• WHAT THIS TASK INVOLVES
Each entry below is to be extracted exactly.

• DATASET EXTRACT
----------

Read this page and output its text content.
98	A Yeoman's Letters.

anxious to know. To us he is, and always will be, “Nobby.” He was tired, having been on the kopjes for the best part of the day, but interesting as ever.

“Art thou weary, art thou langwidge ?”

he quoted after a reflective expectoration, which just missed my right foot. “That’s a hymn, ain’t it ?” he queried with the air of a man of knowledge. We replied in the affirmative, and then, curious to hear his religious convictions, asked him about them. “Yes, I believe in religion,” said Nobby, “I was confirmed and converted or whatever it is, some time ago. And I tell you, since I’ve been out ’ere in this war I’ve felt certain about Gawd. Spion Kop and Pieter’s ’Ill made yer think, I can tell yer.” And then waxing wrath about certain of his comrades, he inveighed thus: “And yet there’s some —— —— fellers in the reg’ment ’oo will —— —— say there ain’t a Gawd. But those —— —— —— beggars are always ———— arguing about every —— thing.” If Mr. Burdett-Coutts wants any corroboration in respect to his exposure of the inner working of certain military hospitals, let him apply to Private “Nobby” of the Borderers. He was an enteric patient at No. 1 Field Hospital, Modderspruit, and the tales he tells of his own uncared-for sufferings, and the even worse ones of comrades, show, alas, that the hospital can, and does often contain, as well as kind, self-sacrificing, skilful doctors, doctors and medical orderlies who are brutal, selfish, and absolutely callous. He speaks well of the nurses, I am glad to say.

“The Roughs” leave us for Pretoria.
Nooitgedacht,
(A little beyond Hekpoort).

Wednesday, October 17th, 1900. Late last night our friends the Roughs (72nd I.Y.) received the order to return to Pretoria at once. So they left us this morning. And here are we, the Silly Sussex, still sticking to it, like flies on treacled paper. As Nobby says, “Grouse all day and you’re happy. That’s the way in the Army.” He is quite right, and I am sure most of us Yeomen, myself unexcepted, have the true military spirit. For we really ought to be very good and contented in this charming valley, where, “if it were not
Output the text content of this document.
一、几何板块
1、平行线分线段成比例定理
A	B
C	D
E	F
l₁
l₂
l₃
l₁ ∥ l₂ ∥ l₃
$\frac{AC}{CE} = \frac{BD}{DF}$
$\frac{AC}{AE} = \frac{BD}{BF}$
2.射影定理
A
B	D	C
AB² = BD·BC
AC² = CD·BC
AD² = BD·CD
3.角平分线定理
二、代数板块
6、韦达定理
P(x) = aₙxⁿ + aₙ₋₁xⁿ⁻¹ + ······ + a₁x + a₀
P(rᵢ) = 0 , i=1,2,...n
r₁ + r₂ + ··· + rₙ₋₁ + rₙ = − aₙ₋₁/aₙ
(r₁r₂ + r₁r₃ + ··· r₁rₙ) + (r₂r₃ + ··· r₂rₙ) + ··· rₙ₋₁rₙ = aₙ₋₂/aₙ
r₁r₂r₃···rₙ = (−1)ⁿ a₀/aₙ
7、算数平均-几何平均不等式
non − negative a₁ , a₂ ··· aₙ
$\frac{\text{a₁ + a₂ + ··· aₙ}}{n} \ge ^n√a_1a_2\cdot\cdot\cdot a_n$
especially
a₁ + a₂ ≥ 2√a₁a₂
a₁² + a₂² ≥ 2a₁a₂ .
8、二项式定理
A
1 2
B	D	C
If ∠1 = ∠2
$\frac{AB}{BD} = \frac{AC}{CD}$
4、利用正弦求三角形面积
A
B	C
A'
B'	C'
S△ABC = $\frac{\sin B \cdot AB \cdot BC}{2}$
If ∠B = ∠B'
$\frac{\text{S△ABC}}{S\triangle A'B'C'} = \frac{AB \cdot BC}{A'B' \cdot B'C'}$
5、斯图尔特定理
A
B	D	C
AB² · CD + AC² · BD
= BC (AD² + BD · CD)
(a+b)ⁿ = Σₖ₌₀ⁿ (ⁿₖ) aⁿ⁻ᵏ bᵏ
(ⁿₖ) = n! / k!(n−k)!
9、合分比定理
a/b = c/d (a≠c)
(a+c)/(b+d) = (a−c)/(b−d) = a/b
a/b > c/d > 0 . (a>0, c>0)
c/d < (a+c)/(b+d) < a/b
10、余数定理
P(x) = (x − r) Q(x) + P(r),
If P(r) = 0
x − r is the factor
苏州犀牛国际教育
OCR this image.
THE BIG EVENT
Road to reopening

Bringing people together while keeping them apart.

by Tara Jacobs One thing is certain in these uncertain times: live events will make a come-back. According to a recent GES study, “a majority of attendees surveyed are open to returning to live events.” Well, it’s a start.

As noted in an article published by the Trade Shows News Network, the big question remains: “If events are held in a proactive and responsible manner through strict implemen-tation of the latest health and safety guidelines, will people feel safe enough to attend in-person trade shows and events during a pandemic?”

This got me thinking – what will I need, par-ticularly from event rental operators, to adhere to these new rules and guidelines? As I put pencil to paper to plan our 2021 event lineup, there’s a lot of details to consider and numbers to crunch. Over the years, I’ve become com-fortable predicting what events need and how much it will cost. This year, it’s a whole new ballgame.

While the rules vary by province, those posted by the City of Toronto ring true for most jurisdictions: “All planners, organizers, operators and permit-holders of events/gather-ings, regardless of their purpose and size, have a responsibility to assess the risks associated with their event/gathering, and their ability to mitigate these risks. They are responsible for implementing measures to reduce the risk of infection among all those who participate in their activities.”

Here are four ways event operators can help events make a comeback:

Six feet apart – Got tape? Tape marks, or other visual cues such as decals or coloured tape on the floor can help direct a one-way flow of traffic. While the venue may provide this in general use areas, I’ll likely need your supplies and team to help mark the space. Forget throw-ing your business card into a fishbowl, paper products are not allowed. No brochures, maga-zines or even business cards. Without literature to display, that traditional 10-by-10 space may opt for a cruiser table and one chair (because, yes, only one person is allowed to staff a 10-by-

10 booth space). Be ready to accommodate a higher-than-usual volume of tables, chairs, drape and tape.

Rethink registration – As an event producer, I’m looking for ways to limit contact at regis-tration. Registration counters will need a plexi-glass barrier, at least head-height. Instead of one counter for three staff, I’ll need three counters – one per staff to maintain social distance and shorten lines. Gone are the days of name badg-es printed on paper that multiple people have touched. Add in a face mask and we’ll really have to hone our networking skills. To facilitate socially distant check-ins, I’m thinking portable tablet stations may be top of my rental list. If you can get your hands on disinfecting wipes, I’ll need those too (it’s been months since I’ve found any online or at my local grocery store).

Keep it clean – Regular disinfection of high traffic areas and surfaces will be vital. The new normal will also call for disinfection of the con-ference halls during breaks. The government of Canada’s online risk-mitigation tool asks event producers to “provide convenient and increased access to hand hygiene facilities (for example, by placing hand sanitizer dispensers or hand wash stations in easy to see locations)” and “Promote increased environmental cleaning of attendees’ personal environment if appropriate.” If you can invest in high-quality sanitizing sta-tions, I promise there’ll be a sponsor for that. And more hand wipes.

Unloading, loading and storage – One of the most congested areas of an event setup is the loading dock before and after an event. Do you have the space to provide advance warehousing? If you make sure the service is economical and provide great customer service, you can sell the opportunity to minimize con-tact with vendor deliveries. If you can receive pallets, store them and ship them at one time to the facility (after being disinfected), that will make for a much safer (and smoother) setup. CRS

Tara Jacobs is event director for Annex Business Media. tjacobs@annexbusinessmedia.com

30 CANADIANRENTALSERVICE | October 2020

----------

• THE ANSWER
Read this page and output its text content.
98	A Yeoman's Letters.

anxious to know. To us he is, and always will be, “Nobby.” He was tired, having been on the kopjes for the best part of the day, but interesting as ever.

“Art thou weary, art thou langwidge ?”

he quoted after a reflective expectoration, which just missed my right foot. “That’s a hymn, ain’t it ?” he queried with the air of a man of knowledge. We replied in the affirmative, and then, curious to hear his religious convictions, asked him about them. “Yes, I believe in religion,” said Nobby, “I was confirmed and converted or whatever it is, some time ago. And I tell you, since I’ve been out ’ere in this war I’ve felt certain about Gawd. Spion Kop and Pieter’s ’Ill made yer think, I can tell yer.” And then waxing wrath about certain of his comrades, he inveighed thus: “And yet there’s some —— —— fellers in the reg’ment ’oo will —— —— say there ain’t a Gawd. But those —— —— —— beggars are always ———— arguing about every —— thing.” If Mr. Burdett-Coutts wants any corroboration in respect to his exposure of the inner working of certain military hospitals, let him apply to Private “Nobby” of the Borderers. He was an enteric patient at No. 1 Field Hospital, Modderspruit, and the tales he tells of his own uncared-for sufferings, and the even worse ones of comrades, show, alas, that the hospital can, and does often contain, as well as kind, self-sacrificing, skilful doctors, doctors and medical orderlies who are brutal, selfish, and absolutely callous. He speaks well of the nurses, I am glad to say.

“The Roughs” leave us for Pretoria.
Nooitgedacht,
(A little beyond Hekpoort).

Wednesday, October 17th, 1900. Late last night our friends the Roughs (72nd I.Y.) received the order to return to Pretoria at once. So they left us this morning. And here are we, the Silly Sussex, still sticking to it, like flies on treacled paper. As Nobby says, “Grouse all day and you’re happy. That’s the way in the Army.” He is quite right, and I am sure most of us Yeomen, myself unexcepted, have the true military spirit. For we really ought to be very good and contented in this charming valley, where, “if it were not
Output the text content of this document.
一、几何板块
1、平行线分线段成比例定理
A	B
C	D
E	F
l₁
l₂
l₃
l₁ ∥ l₂ ∥ l₃
$\frac{AC}{CE} = \frac{BD}{DF}$
$\frac{AC}{AE} = \frac{BD}{BF}$
2.射影定理
A
B	D	C
AB² = BD·BC
AC² = CD·BC
AD² = BD·CD
3.角平分线定理
二、代数板块
6、韦达定理
P(x) = aₙxⁿ + aₙ₋₁xⁿ⁻¹ + ······ + a₁x + a₀
P(rᵢ) = 0 , i=1,2,...n
r₁ + r₂ + ··· + rₙ₋₁ + rₙ = − aₙ₋₁/aₙ
(r₁r₂ + r₁r₃ + ··· r₁rₙ) + (r₂r₃ + ··· r₂rₙ) + ··· rₙ₋₁rₙ = aₙ₋₂/aₙ
r₁r₂r₃···rₙ = (−1)ⁿ a₀/aₙ
7、算数平均-几何平均不等式
non − negative a₁ , a₂ ··· aₙ
$\frac{\text{a₁ + a₂ + ··· aₙ}}{n} \ge ^n√a_1a_2\cdot\cdot\cdot a_n$
especially
a₁ + a₂ ≥ 2√a₁a₂
a₁² + a₂² ≥ 2a₁a₂ .
8、二项式定理
A
1 2
B	D	C
If ∠1 = ∠2
$\frac{AB}{BD} = \frac{AC}{CD}$
4、利用正弦求三角形面积
A
B	C
A'
B'	C'
S△ABC = $\frac{\sin B \cdot AB \cdot BC}{2}$
If ∠B = ∠B'
$\frac{\text{S△ABC}}{S\triangle A'B'C'} = \frac{AB \cdot BC}{A'B' \cdot B'C'}$
5、斯图尔特定理
A
B	D	C
AB² · CD + AC² · BD
= BC (AD² + BD · CD)
(a+b)ⁿ = Σₖ₌₀ⁿ (ⁿₖ) aⁿ⁻ᵏ bᵏ
(ⁿₖ) = n! / k!(n−k)!
9、合分比定理
a/b = c/d (a≠c)
(a+c)/(b+d) = (a−c)/(b−d) = a/b
a/b > c/d > 0 . (a>0, c>0)
c/d < (a+c)/(b+d) < a/b
10、余数定理
P(x) = (x − r) Q(x) + P(r),
If P(r) = 0
x − r is the factor
苏州犀牛国际教育
OCR this image.
THE BIG EVENT
Road to reopening

Bringing people together while keeping them apart.

by Tara Jacobs One thing is certain in these uncertain times: live events will make a come-back. According to a recent GES study, “a majority of attendees surveyed are open to returning to live events.” Well, it’s a start.

As noted in an article published by the Trade Shows News Network, the big question remains: “If events are held in a proactive and responsible manner through strict implemen-tation of the latest health and safety guidelines, will people feel safe enough to attend in-person trade shows and events during a pandemic?”

This got me thinking – what will I need, par-ticularly from event rental operators, to adhere to these new rules and guidelines? As I put pencil to paper to plan our 2021 event lineup, there’s a lot of details to consider and numbers to crunch. Over the years, I’ve become com-fortable predicting what events need and how much it will cost. This year, it’s a whole new ballgame.

While the rules vary by province, those posted by the City of Toronto ring true for most jurisdictions: “All planners, organizers, operators and permit-holders of events/gather-ings, regardless of their purpose and size, have a responsibility to assess the risks associated with their event/gathering, and their ability to mitigate these risks. They are responsible for implementing measures to reduce the risk of infection among all those who participate in their activities.”

Here are four ways event operators can help events make a comeback:

Six feet apart – Got tape? Tape marks, or other visual cues such as decals or coloured tape on the floor can help direct a one-way flow of traffic. While the venue may provide this in general use areas, I’ll likely need your supplies and team to help mark the space. Forget throw-ing your business card into a fishbowl, paper products are not allowed. No brochures, maga-zines or even business cards. Without literature to display, that traditional 10-by-10 space may opt for a cruiser table and one chair (because, yes, only one person is allowed to staff a 10-by-

10 booth space). Be ready to accommodate a higher-than-usual volume of tables, chairs, drape and tape.

Rethink registration – As an event producer, I’m looking for ways to limit contact at regis-tration. Registration counters will need a plexi-glass barrier, at least head-height. Instead of one counter for three staff, I’ll need three counters – one per staff to maintain social distance and shorten lines. Gone are the days of name badg-es printed on paper that multiple people have touched. Add in a face mask and we’ll really have to hone our networking skills. To facilitate socially distant check-ins, I’m thinking portable tablet stations may be top of my rental list. If you can get your hands on disinfecting wipes, I’ll need those too (it’s been months since I’ve found any online or at my local grocery store).

Keep it clean – Regular disinfection of high traffic areas and surfaces will be vital. The new normal will also call for disinfection of the con-ference halls during breaks. The government of Canada’s online risk-mitigation tool asks event producers to “provide convenient and increased access to hand hygiene facilities (for example, by placing hand sanitizer dispensers or hand wash stations in easy to see locations)” and “Promote increased environmental cleaning of attendees’ personal environment if appropriate.” If you can invest in high-quality sanitizing sta-tions, I promise there’ll be a sponsor for that. And more hand wipes.

Unloading, loading and storage – One of the most congested areas of an event setup is the loading dock before and after an event. Do you have the space to provide advance warehousing? If you make sure the service is economical and provide great customer service, you can sell the opportunity to minimize con-tact with vendor deliveries. If you can receive pallets, store them and ship them at one time to the facility (after being disinfected), that will make for a much safer (and smoother) setup. CRS

Tara Jacobs is event director for Annex Business Media. tjacobs@annexbusinessmedia.com

30 CANADIANRENTALSERVICE | October 2020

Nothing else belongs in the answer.